= THE REQUEST =
Scan the records for the word "actually". Copy each line that includes it.
□ □ □ □ □ □ □
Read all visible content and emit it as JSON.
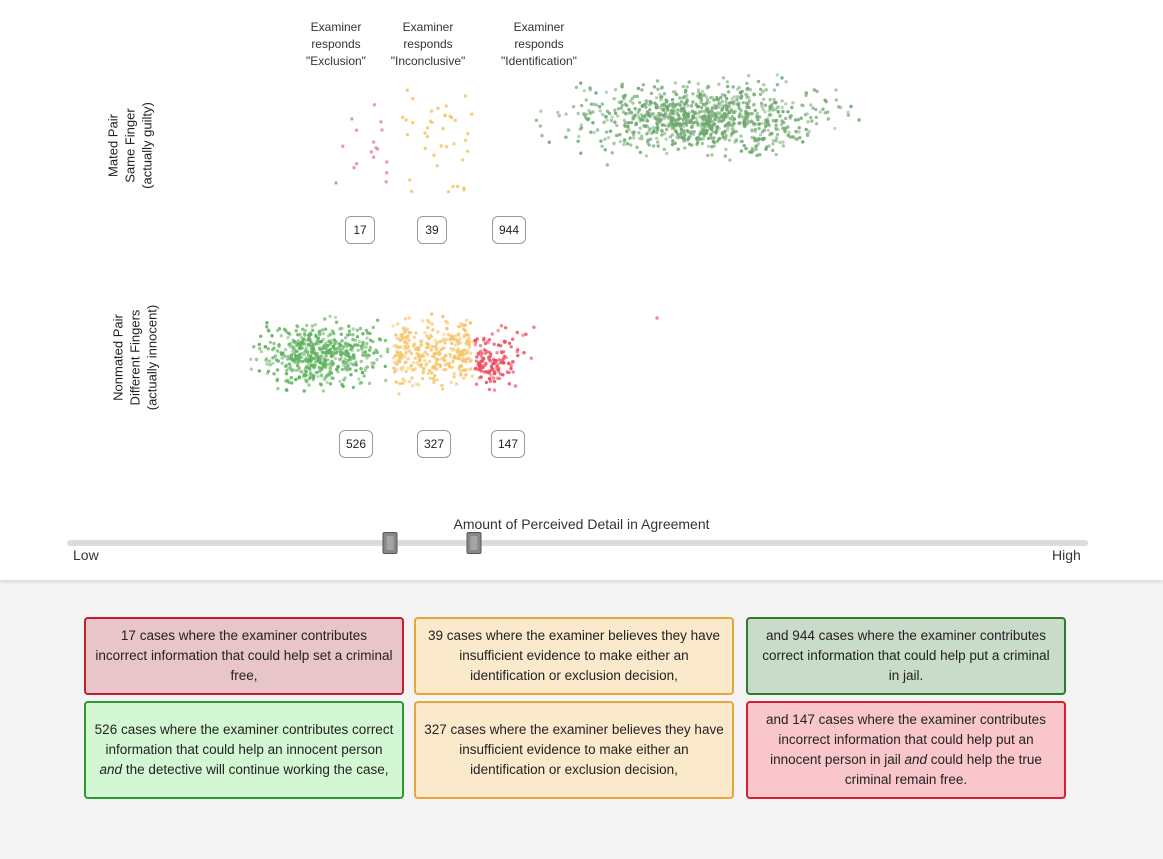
{
  "colors": {
    "exclusion_dot": "#e58aa0",
    "inconclusive_dot": "#f6c46a",
    "identification_dot_mated": "#6fa86f",
    "nonmated_green": "#5fb15f",
    "nonmated_red": "#ef4f5f",
    "card_red_fill": "#e8c5c9",
    "card_red_border": "#c41d2e",
    "card_orange_fill": "#fbe9cc",
    "card_orange_border": "#e8a53a",
    "card_green_fill": "#c9dbc9",
    "card_green_border": "#2f7a2f",
    "card_lightgreen_fill": "#d2f7d2",
    "card_lightgreen_border": "#2f9a2f",
    "card_pink_fill": "#f8c6cb",
    "card_pink_border": "#d61f31"
  },
  "row_labels": {
    "mated": [
      "Mated Pair",
      "Same Finger",
      "(actually guilty)"
    ],
    "nonmated": [
      "Nonmated Pair",
      "Different Fingers",
      "(actually innocent)"
    ]
  },
  "column_headers": {
    "exclusion": [
      "Examiner",
      "responds",
      "\"Exclusion\""
    ],
    "inconclusive": [
      "Examiner",
      "responds",
      "\"Inconclusive\""
    ],
    "identification": [
      "Examiner",
      "responds",
      "\"Identification\""
    ]
  },
  "counts": {
    "mated_exclusion": "17",
    "mated_inconclusive": "39",
    "mated_identification": "944",
    "nonmated_exclusion": "526",
    "nonmated_inconclusive": "327",
    "nonmated_identification": "147"
  },
  "slider": {
    "title": "Amount of Perceived Detail in Agreement",
    "low_label": "Low",
    "high_label": "High",
    "lower_threshold": 0.316,
    "upper_threshold": 0.399
  },
  "cards": {
    "mated_exclusion": "17 cases where the examiner contributes incorrect information that could help set a criminal free,",
    "mated_inconclusive": "39 cases where the examiner believes they have insufficient evidence to make either an identification or exclusion decision,",
    "mated_identification": "and 944 cases where the examiner contributes correct information that could help put a criminal in jail.",
    "nonmated_exclusion_pre": "526 cases where the examiner contributes correct information that could help an innocent person ",
    "nonmated_exclusion_em": "and",
    "nonmated_exclusion_post": " the detective will continue working the case,",
    "nonmated_inconclusive": "327 cases where the examiner believes they have insufficient evidence to make either an identification or exclusion decision,",
    "nonmated_identification_pre": "and 147 cases where the examiner contributes incorrect information that could help put an innocent person in jail ",
    "nonmated_identification_em": "and",
    "nonmated_identification_post": " could help the true criminal remain free."
  }
}
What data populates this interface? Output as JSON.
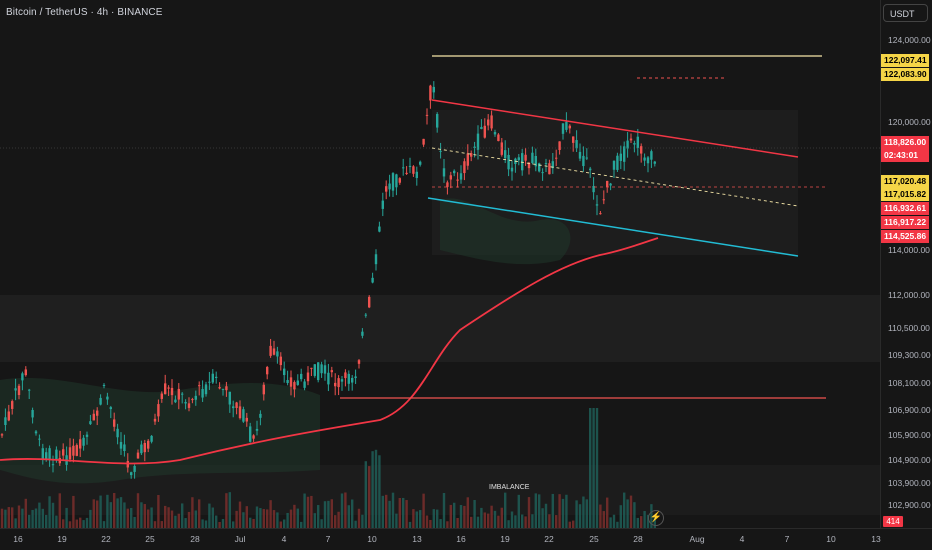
{
  "header": {
    "title": "Bitcoin / TetherUS · 4h · BINANCE"
  },
  "currency_button": "USDT",
  "price_ticks": [
    "124,000.00",
    "120,000.00",
    "114,000.00",
    "112,000.00",
    "110,500.00",
    "109,300.00",
    "108,100.00",
    "106,900.00",
    "105,900.00",
    "104,900.00",
    "103,900.00",
    "102,900.00"
  ],
  "price_labels": [
    {
      "text": "122,097.41",
      "bg": "#f5d547",
      "fg": "#000000"
    },
    {
      "text": "122,083.90",
      "bg": "#f5d547",
      "fg": "#000000"
    },
    {
      "text": "118,826.00",
      "bg": "#f23645",
      "fg": "#ffffff"
    },
    {
      "text": "02:43:01",
      "bg": "#f23645",
      "fg": "#ffffff"
    },
    {
      "text": "117,020.48",
      "bg": "#f5d547",
      "fg": "#000000"
    },
    {
      "text": "117,015.82",
      "bg": "#f5d547",
      "fg": "#000000"
    },
    {
      "text": "116,932.61",
      "bg": "#f23645",
      "fg": "#ffffff"
    },
    {
      "text": "116,917.22",
      "bg": "#f23645",
      "fg": "#ffffff"
    },
    {
      "text": "114,525.86",
      "bg": "#f23645",
      "fg": "#ffffff"
    }
  ],
  "time_ticks": [
    "16",
    "19",
    "22",
    "25",
    "28",
    "Jul",
    "4",
    "7",
    "10",
    "13",
    "16",
    "19",
    "22",
    "25",
    "28",
    "Aug",
    "4",
    "7",
    "10",
    "13"
  ],
  "volume_label": "414",
  "annotation": "IMBALANCE",
  "colors": {
    "up": "#26a69a",
    "down": "#ef5350",
    "channel_top": "#f23645",
    "channel_bottom": "#22bcd4",
    "ma": "#f23645",
    "high_line": "#f5e6a8"
  }
}
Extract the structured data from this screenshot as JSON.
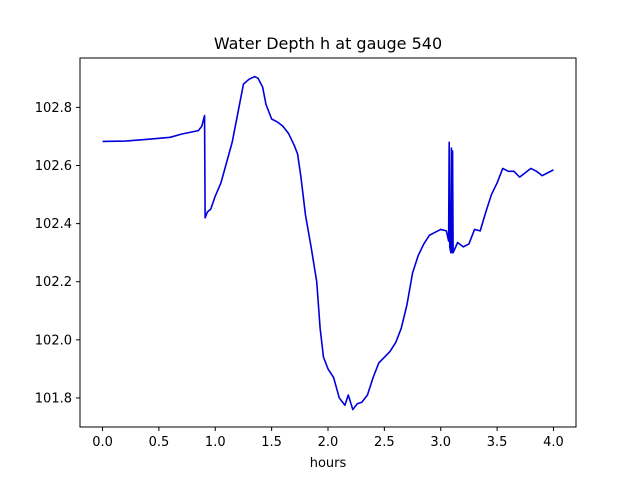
{
  "chart_data": {
    "type": "line",
    "title": "Water Depth h at gauge 540",
    "xlabel": "hours",
    "ylabel": "",
    "xlim": [
      -0.2,
      4.2
    ],
    "ylim": [
      101.7,
      102.97
    ],
    "xticks": [
      0.0,
      0.5,
      1.0,
      1.5,
      2.0,
      2.5,
      3.0,
      3.5,
      4.0
    ],
    "xtick_labels": [
      "0.0",
      "0.5",
      "1.0",
      "1.5",
      "2.0",
      "2.5",
      "3.0",
      "3.5",
      "4.0"
    ],
    "yticks": [
      101.8,
      102.0,
      102.2,
      102.4,
      102.6,
      102.8
    ],
    "ytick_labels": [
      "101.8",
      "102.0",
      "102.2",
      "102.4",
      "102.6",
      "102.8"
    ],
    "grid": false,
    "series": [
      {
        "color": "#0000dd",
        "points": [
          [
            0.0,
            102.683
          ],
          [
            0.2,
            102.684
          ],
          [
            0.4,
            102.69
          ],
          [
            0.6,
            102.697
          ],
          [
            0.7,
            102.708
          ],
          [
            0.85,
            102.72
          ],
          [
            0.88,
            102.735
          ],
          [
            0.905,
            102.772
          ],
          [
            0.91,
            102.42
          ],
          [
            0.93,
            102.44
          ],
          [
            0.96,
            102.45
          ],
          [
            1.0,
            102.495
          ],
          [
            1.05,
            102.54
          ],
          [
            1.1,
            102.61
          ],
          [
            1.15,
            102.68
          ],
          [
            1.2,
            102.78
          ],
          [
            1.25,
            102.88
          ],
          [
            1.3,
            102.897
          ],
          [
            1.35,
            102.906
          ],
          [
            1.38,
            102.9
          ],
          [
            1.42,
            102.87
          ],
          [
            1.45,
            102.81
          ],
          [
            1.5,
            102.76
          ],
          [
            1.55,
            102.75
          ],
          [
            1.6,
            102.735
          ],
          [
            1.65,
            102.71
          ],
          [
            1.7,
            102.67
          ],
          [
            1.73,
            102.64
          ],
          [
            1.76,
            102.56
          ],
          [
            1.8,
            102.43
          ],
          [
            1.85,
            102.32
          ],
          [
            1.9,
            102.2
          ],
          [
            1.93,
            102.04
          ],
          [
            1.96,
            101.94
          ],
          [
            2.0,
            101.9
          ],
          [
            2.05,
            101.87
          ],
          [
            2.1,
            101.8
          ],
          [
            2.15,
            101.775
          ],
          [
            2.18,
            101.81
          ],
          [
            2.22,
            101.76
          ],
          [
            2.26,
            101.78
          ],
          [
            2.3,
            101.785
          ],
          [
            2.35,
            101.81
          ],
          [
            2.4,
            101.87
          ],
          [
            2.45,
            101.92
          ],
          [
            2.5,
            101.94
          ],
          [
            2.55,
            101.96
          ],
          [
            2.6,
            101.99
          ],
          [
            2.65,
            102.04
          ],
          [
            2.7,
            102.12
          ],
          [
            2.75,
            102.23
          ],
          [
            2.8,
            102.29
          ],
          [
            2.85,
            102.33
          ],
          [
            2.9,
            102.36
          ],
          [
            2.95,
            102.37
          ],
          [
            3.0,
            102.38
          ],
          [
            3.05,
            102.375
          ],
          [
            3.07,
            102.34
          ],
          [
            3.075,
            102.68
          ],
          [
            3.08,
            102.32
          ],
          [
            3.09,
            102.3
          ],
          [
            3.095,
            102.66
          ],
          [
            3.1,
            102.3
          ],
          [
            3.105,
            102.65
          ],
          [
            3.11,
            102.3
          ],
          [
            3.15,
            102.335
          ],
          [
            3.2,
            102.32
          ],
          [
            3.25,
            102.33
          ],
          [
            3.3,
            102.38
          ],
          [
            3.35,
            102.375
          ],
          [
            3.4,
            102.44
          ],
          [
            3.45,
            102.5
          ],
          [
            3.5,
            102.54
          ],
          [
            3.55,
            102.59
          ],
          [
            3.6,
            102.58
          ],
          [
            3.65,
            102.58
          ],
          [
            3.7,
            102.56
          ],
          [
            3.75,
            102.575
          ],
          [
            3.8,
            102.59
          ],
          [
            3.85,
            102.58
          ],
          [
            3.9,
            102.565
          ],
          [
            3.95,
            102.575
          ],
          [
            4.0,
            102.585
          ]
        ]
      }
    ]
  }
}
□ □ □ □ □ □ □
= RESULT =
      "(actually guilty)"
      "(actually innocent)"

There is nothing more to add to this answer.